EXERCISE DESCRIPTION ->
Give the number of lines holding the string "this", and nothing else.

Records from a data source
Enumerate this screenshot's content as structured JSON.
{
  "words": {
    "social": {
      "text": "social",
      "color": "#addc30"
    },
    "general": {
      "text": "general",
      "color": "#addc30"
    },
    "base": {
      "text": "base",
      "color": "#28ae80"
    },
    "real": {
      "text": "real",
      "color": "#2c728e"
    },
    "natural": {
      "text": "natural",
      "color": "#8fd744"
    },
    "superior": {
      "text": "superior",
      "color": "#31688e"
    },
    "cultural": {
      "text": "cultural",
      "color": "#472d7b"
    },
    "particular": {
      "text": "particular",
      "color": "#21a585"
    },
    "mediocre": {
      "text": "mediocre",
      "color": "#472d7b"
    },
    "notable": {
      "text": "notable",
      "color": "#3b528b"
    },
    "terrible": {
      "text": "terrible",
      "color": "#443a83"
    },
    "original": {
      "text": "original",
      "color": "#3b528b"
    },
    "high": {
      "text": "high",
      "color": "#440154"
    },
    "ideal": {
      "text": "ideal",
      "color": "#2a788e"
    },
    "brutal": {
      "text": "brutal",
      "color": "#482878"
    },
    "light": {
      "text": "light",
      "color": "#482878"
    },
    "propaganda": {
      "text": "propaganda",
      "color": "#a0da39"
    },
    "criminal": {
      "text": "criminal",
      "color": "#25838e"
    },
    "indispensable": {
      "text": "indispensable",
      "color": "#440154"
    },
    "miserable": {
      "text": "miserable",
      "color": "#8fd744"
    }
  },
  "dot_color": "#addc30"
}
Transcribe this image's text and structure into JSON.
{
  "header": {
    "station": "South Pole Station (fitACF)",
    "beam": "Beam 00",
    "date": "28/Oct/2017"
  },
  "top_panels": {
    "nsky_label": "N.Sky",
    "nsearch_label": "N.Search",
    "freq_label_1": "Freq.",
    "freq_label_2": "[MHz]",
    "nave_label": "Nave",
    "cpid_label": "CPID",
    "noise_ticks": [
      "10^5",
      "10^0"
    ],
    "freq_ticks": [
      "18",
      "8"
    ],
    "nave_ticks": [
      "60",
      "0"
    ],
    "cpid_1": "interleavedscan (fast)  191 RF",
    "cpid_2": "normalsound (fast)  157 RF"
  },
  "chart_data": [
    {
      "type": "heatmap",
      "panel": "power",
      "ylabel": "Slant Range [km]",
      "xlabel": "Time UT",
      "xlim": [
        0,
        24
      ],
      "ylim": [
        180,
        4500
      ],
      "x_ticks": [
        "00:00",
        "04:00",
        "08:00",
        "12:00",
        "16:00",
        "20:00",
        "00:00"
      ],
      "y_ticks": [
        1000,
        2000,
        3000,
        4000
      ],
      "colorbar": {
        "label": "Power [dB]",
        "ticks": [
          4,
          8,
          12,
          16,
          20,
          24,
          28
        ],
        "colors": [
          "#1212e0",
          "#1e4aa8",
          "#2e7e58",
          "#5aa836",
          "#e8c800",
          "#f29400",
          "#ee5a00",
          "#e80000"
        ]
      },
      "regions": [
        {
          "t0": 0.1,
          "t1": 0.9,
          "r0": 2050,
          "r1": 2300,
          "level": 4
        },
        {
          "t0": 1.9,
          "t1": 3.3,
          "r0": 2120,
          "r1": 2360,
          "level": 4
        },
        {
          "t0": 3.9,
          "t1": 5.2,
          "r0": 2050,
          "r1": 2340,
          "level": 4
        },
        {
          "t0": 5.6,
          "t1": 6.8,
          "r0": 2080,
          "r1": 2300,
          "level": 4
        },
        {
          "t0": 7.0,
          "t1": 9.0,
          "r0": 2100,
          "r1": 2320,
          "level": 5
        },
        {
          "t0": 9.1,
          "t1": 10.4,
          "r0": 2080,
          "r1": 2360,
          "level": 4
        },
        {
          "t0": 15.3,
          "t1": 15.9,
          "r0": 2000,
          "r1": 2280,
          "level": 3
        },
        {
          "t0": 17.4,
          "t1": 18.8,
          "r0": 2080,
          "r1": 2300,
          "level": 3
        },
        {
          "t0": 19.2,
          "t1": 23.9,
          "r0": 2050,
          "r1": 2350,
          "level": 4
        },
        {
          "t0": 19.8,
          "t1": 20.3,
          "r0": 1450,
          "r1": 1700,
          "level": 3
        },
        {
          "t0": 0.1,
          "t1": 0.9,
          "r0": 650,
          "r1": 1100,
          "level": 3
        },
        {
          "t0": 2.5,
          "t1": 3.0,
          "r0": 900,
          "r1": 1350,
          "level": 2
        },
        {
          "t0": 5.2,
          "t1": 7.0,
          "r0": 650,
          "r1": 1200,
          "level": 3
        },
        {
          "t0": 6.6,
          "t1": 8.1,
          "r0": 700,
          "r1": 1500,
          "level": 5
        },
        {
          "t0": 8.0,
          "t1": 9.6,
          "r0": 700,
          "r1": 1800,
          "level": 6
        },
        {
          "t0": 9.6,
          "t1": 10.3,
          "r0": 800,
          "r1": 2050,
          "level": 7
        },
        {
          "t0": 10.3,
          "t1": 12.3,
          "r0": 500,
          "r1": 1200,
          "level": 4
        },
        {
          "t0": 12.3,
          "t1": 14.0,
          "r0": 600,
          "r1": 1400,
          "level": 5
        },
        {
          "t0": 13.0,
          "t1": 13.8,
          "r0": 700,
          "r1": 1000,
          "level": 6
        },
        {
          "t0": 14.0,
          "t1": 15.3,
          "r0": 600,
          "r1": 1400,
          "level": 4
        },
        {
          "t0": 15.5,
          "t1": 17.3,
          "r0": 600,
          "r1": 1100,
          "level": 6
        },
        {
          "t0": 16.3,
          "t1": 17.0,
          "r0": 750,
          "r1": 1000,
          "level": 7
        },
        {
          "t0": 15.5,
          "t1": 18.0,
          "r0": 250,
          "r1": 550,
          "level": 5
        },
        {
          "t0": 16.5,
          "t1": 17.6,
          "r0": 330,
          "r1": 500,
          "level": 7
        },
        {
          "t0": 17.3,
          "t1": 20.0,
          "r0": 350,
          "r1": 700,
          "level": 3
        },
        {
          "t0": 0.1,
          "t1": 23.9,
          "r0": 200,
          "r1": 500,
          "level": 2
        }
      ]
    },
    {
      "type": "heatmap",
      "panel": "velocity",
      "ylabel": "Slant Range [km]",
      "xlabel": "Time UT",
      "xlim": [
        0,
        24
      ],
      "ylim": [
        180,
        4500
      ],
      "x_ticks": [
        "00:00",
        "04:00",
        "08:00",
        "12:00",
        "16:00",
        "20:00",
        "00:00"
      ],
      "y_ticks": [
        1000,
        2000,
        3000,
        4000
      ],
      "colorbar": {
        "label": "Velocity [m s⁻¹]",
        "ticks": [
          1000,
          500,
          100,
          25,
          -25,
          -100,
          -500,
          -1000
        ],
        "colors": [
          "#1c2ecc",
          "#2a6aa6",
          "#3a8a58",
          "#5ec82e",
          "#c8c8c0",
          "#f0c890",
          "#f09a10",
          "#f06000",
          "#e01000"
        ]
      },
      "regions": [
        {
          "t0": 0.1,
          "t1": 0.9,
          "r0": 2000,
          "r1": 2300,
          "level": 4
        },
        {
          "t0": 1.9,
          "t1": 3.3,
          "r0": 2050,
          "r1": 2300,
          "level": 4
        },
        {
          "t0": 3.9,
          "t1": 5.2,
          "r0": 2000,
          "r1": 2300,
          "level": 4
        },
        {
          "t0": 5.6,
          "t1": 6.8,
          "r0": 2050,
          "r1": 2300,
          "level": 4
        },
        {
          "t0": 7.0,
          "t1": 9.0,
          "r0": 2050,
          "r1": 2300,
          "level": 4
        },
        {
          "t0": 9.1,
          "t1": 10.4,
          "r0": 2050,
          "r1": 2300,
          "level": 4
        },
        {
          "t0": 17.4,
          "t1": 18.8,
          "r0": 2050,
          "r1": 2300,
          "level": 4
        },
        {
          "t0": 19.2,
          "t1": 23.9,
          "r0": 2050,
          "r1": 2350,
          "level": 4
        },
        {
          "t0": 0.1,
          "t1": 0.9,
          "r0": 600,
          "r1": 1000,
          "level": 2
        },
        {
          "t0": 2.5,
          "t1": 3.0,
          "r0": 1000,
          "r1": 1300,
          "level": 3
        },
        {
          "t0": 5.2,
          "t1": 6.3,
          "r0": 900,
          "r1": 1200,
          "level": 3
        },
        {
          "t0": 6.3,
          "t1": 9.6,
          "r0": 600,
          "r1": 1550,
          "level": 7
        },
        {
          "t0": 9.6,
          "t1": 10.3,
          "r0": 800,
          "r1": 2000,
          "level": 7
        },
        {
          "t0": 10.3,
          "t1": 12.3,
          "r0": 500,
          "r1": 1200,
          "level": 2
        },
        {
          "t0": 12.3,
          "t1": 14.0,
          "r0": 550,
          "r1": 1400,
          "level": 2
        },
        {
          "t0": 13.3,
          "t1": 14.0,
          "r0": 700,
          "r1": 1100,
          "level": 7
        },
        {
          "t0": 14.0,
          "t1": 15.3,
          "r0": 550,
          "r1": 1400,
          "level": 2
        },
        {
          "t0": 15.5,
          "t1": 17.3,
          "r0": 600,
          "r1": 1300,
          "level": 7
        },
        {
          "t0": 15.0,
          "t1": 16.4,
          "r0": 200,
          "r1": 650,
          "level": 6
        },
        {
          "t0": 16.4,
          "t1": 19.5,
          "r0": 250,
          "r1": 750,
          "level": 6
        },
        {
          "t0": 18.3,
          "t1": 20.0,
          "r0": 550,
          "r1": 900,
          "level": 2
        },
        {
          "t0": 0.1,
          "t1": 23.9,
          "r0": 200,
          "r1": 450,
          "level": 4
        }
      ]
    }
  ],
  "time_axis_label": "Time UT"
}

CORRECT ANSWER ->
2